WHAT TO DO
Leave the pictures out and print every record below exactly as it stands.

= = = =

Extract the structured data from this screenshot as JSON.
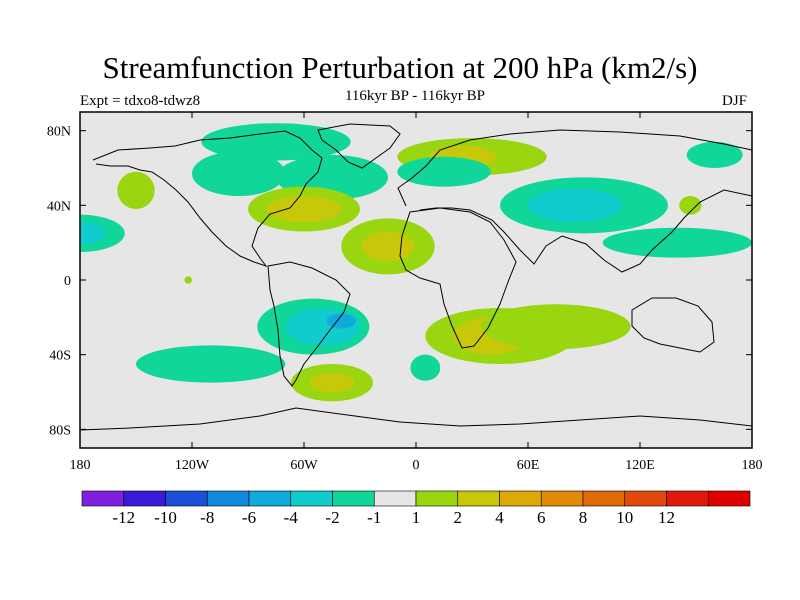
{
  "header": {
    "title": "Streamfunction Perturbation at 200 hPa (km2/s)",
    "subtitle": "116kyr BP - 116kyr BP",
    "expt": "Expt = tdxo8-tdwz8",
    "season": "DJF"
  },
  "axes": {
    "x_ticks": [
      {
        "value": -180,
        "label": "180"
      },
      {
        "value": -120,
        "label": "120W"
      },
      {
        "value": -60,
        "label": "60W"
      },
      {
        "value": 0,
        "label": "0"
      },
      {
        "value": 60,
        "label": "60E"
      },
      {
        "value": 120,
        "label": "120E"
      },
      {
        "value": 180,
        "label": "180"
      }
    ],
    "y_ticks": [
      {
        "value": 80,
        "label": "80N"
      },
      {
        "value": 40,
        "label": "40N"
      },
      {
        "value": 0,
        "label": "0"
      },
      {
        "value": -40,
        "label": "40S"
      },
      {
        "value": -80,
        "label": "80S"
      }
    ],
    "lon_range": [
      -180,
      180
    ],
    "lat_range": [
      -90,
      90
    ]
  },
  "colorbar": {
    "colors": [
      "#7f1fe0",
      "#3a1ad6",
      "#1a4fd6",
      "#1188dd",
      "#11aadd",
      "#11cccc",
      "#11d69a",
      "#e6e6e6",
      "#99d60f",
      "#c8c80a",
      "#dcaa06",
      "#e08a06",
      "#e06a06",
      "#e04a0a",
      "#e01a0a",
      "#e00000"
    ],
    "labels": [
      "-12",
      "-10",
      "-8",
      "-6",
      "-4",
      "-2",
      "-1",
      "1",
      "2",
      "4",
      "6",
      "8",
      "10",
      "12"
    ]
  },
  "map": {
    "background_color": "#e6e6e6",
    "regions": [
      {
        "name": "n-pacific-negative",
        "level": "-1",
        "cx": -180,
        "cy": 25,
        "rx": 24,
        "ry": 10
      },
      {
        "name": "n-pacific-negative-2",
        "level": "-2",
        "cx": -180,
        "cy": 25,
        "rx": 14,
        "ry": 6
      },
      {
        "name": "arctic-negative",
        "level": "-1",
        "cx": -75,
        "cy": 74,
        "rx": 40,
        "ry": 10
      },
      {
        "name": "hudson-negative",
        "level": "-1",
        "cx": -95,
        "cy": 57,
        "rx": 25,
        "ry": 12
      },
      {
        "name": "n-atlantic-negative",
        "level": "-1",
        "cx": -45,
        "cy": 55,
        "rx": 30,
        "ry": 12
      },
      {
        "name": "alaska-positive",
        "level": "1",
        "cx": -150,
        "cy": 48,
        "rx": 10,
        "ry": 10
      },
      {
        "name": "n-atlantic-positive",
        "level": "1",
        "cx": -60,
        "cy": 38,
        "rx": 30,
        "ry": 12
      },
      {
        "name": "n-atlantic-positive-2",
        "level": "2",
        "cx": -60,
        "cy": 38,
        "rx": 20,
        "ry": 7
      },
      {
        "name": "europe-positive",
        "level": "1",
        "cx": 30,
        "cy": 66,
        "rx": 40,
        "ry": 10
      },
      {
        "name": "europe-positive-2",
        "level": "2",
        "cx": 25,
        "cy": 66,
        "rx": 18,
        "ry": 6
      },
      {
        "name": "europe-negative",
        "level": "-1",
        "cx": 15,
        "cy": 58,
        "rx": 25,
        "ry": 8
      },
      {
        "name": "asia-negative",
        "level": "-1",
        "cx": 90,
        "cy": 40,
        "rx": 45,
        "ry": 15
      },
      {
        "name": "asia-negative-2",
        "level": "-2",
        "cx": 85,
        "cy": 40,
        "rx": 25,
        "ry": 9
      },
      {
        "name": "asia-negative-tail",
        "level": "-1",
        "cx": 140,
        "cy": 20,
        "rx": 40,
        "ry": 8
      },
      {
        "name": "nw-pacific-negative",
        "level": "-1",
        "cx": 160,
        "cy": 67,
        "rx": 15,
        "ry": 7
      },
      {
        "name": "japan-positive",
        "level": "1",
        "cx": 147,
        "cy": 40,
        "rx": 6,
        "ry": 5
      },
      {
        "name": "trop-atlantic-positive",
        "level": "1",
        "cx": -15,
        "cy": 18,
        "rx": 25,
        "ry": 15
      },
      {
        "name": "trop-atlantic-positive-2",
        "level": "2",
        "cx": -15,
        "cy": 18,
        "rx": 14,
        "ry": 8
      },
      {
        "name": "pacific-dot-positive",
        "level": "1",
        "cx": -122,
        "cy": 0,
        "rx": 2,
        "ry": 2
      },
      {
        "name": "s-america-negative",
        "level": "-1",
        "cx": -55,
        "cy": -25,
        "rx": 30,
        "ry": 15
      },
      {
        "name": "s-america-negative-2",
        "level": "-2",
        "cx": -50,
        "cy": -25,
        "rx": 20,
        "ry": 10
      },
      {
        "name": "s-america-negative-4",
        "level": "-4",
        "cx": -40,
        "cy": -22,
        "rx": 8,
        "ry": 4
      },
      {
        "name": "s-pacific-negative",
        "level": "-1",
        "cx": -110,
        "cy": -45,
        "rx": 40,
        "ry": 10
      },
      {
        "name": "s-atlantic-positive",
        "level": "1",
        "cx": -45,
        "cy": -55,
        "rx": 22,
        "ry": 10
      },
      {
        "name": "s-atlantic-positive-2",
        "level": "2",
        "cx": -45,
        "cy": -55,
        "rx": 12,
        "ry": 5
      },
      {
        "name": "s-atlantic-negative",
        "level": "-1",
        "cx": 5,
        "cy": -47,
        "rx": 8,
        "ry": 7
      },
      {
        "name": "s-africa-positive",
        "level": "1",
        "cx": 45,
        "cy": -30,
        "rx": 40,
        "ry": 15
      },
      {
        "name": "s-africa-positive-2",
        "level": "2",
        "cx": 40,
        "cy": -30,
        "rx": 20,
        "ry": 10
      },
      {
        "name": "indian-positive",
        "level": "1",
        "cx": 75,
        "cy": -25,
        "rx": 40,
        "ry": 12
      }
    ]
  }
}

= = = =

RESULT OF THE TASK
Extract the structured data from this screenshot as JSON.
{
  "header": {
    "title": "Streamfunction Perturbation at 200 hPa (km2/s)",
    "subtitle": "116kyr BP - 116kyr BP",
    "expt": "Expt = tdxo8-tdwz8",
    "season": "DJF"
  },
  "axes": {
    "x_ticks": [
      {
        "value": -180,
        "label": "180"
      },
      {
        "value": -120,
        "label": "120W"
      },
      {
        "value": -60,
        "label": "60W"
      },
      {
        "value": 0,
        "label": "0"
      },
      {
        "value": 60,
        "label": "60E"
      },
      {
        "value": 120,
        "label": "120E"
      },
      {
        "value": 180,
        "label": "180"
      }
    ],
    "y_ticks": [
      {
        "value": 80,
        "label": "80N"
      },
      {
        "value": 40,
        "label": "40N"
      },
      {
        "value": 0,
        "label": "0"
      },
      {
        "value": -40,
        "label": "40S"
      },
      {
        "value": -80,
        "label": "80S"
      }
    ],
    "lon_range": [
      -180,
      180
    ],
    "lat_range": [
      -90,
      90
    ]
  },
  "colorbar": {
    "colors": [
      "#7f1fe0",
      "#3a1ad6",
      "#1a4fd6",
      "#1188dd",
      "#11aadd",
      "#11cccc",
      "#11d69a",
      "#e6e6e6",
      "#99d60f",
      "#c8c80a",
      "#dcaa06",
      "#e08a06",
      "#e06a06",
      "#e04a0a",
      "#e01a0a",
      "#e00000"
    ],
    "labels": [
      "-12",
      "-10",
      "-8",
      "-6",
      "-4",
      "-2",
      "-1",
      "1",
      "2",
      "4",
      "6",
      "8",
      "10",
      "12"
    ]
  },
  "map": {
    "background_color": "#e6e6e6",
    "regions": [
      {
        "name": "n-pacific-negative",
        "level": "-1",
        "cx": -180,
        "cy": 25,
        "rx": 24,
        "ry": 10
      },
      {
        "name": "n-pacific-negative-2",
        "level": "-2",
        "cx": -180,
        "cy": 25,
        "rx": 14,
        "ry": 6
      },
      {
        "name": "arctic-negative",
        "level": "-1",
        "cx": -75,
        "cy": 74,
        "rx": 40,
        "ry": 10
      },
      {
        "name": "hudson-negative",
        "level": "-1",
        "cx": -95,
        "cy": 57,
        "rx": 25,
        "ry": 12
      },
      {
        "name": "n-atlantic-negative",
        "level": "-1",
        "cx": -45,
        "cy": 55,
        "rx": 30,
        "ry": 12
      },
      {
        "name": "alaska-positive",
        "level": "1",
        "cx": -150,
        "cy": 48,
        "rx": 10,
        "ry": 10
      },
      {
        "name": "n-atlantic-positive",
        "level": "1",
        "cx": -60,
        "cy": 38,
        "rx": 30,
        "ry": 12
      },
      {
        "name": "n-atlantic-positive-2",
        "level": "2",
        "cx": -60,
        "cy": 38,
        "rx": 20,
        "ry": 7
      },
      {
        "name": "europe-positive",
        "level": "1",
        "cx": 30,
        "cy": 66,
        "rx": 40,
        "ry": 10
      },
      {
        "name": "europe-positive-2",
        "level": "2",
        "cx": 25,
        "cy": 66,
        "rx": 18,
        "ry": 6
      },
      {
        "name": "europe-negative",
        "level": "-1",
        "cx": 15,
        "cy": 58,
        "rx": 25,
        "ry": 8
      },
      {
        "name": "asia-negative",
        "level": "-1",
        "cx": 90,
        "cy": 40,
        "rx": 45,
        "ry": 15
      },
      {
        "name": "asia-negative-2",
        "level": "-2",
        "cx": 85,
        "cy": 40,
        "rx": 25,
        "ry": 9
      },
      {
        "name": "asia-negative-tail",
        "level": "-1",
        "cx": 140,
        "cy": 20,
        "rx": 40,
        "ry": 8
      },
      {
        "name": "nw-pacific-negative",
        "level": "-1",
        "cx": 160,
        "cy": 67,
        "rx": 15,
        "ry": 7
      },
      {
        "name": "japan-positive",
        "level": "1",
        "cx": 147,
        "cy": 40,
        "rx": 6,
        "ry": 5
      },
      {
        "name": "trop-atlantic-positive",
        "level": "1",
        "cx": -15,
        "cy": 18,
        "rx": 25,
        "ry": 15
      },
      {
        "name": "trop-atlantic-positive-2",
        "level": "2",
        "cx": -15,
        "cy": 18,
        "rx": 14,
        "ry": 8
      },
      {
        "name": "pacific-dot-positive",
        "level": "1",
        "cx": -122,
        "cy": 0,
        "rx": 2,
        "ry": 2
      },
      {
        "name": "s-america-negative",
        "level": "-1",
        "cx": -55,
        "cy": -25,
        "rx": 30,
        "ry": 15
      },
      {
        "name": "s-america-negative-2",
        "level": "-2",
        "cx": -50,
        "cy": -25,
        "rx": 20,
        "ry": 10
      },
      {
        "name": "s-america-negative-4",
        "level": "-4",
        "cx": -40,
        "cy": -22,
        "rx": 8,
        "ry": 4
      },
      {
        "name": "s-pacific-negative",
        "level": "-1",
        "cx": -110,
        "cy": -45,
        "rx": 40,
        "ry": 10
      },
      {
        "name": "s-atlantic-positive",
        "level": "1",
        "cx": -45,
        "cy": -55,
        "rx": 22,
        "ry": 10
      },
      {
        "name": "s-atlantic-positive-2",
        "level": "2",
        "cx": -45,
        "cy": -55,
        "rx": 12,
        "ry": 5
      },
      {
        "name": "s-atlantic-negative",
        "level": "-1",
        "cx": 5,
        "cy": -47,
        "rx": 8,
        "ry": 7
      },
      {
        "name": "s-africa-positive",
        "level": "1",
        "cx": 45,
        "cy": -30,
        "rx": 40,
        "ry": 15
      },
      {
        "name": "s-africa-positive-2",
        "level": "2",
        "cx": 40,
        "cy": -30,
        "rx": 20,
        "ry": 10
      },
      {
        "name": "indian-positive",
        "level": "1",
        "cx": 75,
        "cy": -25,
        "rx": 40,
        "ry": 12
      }
    ]
  }
}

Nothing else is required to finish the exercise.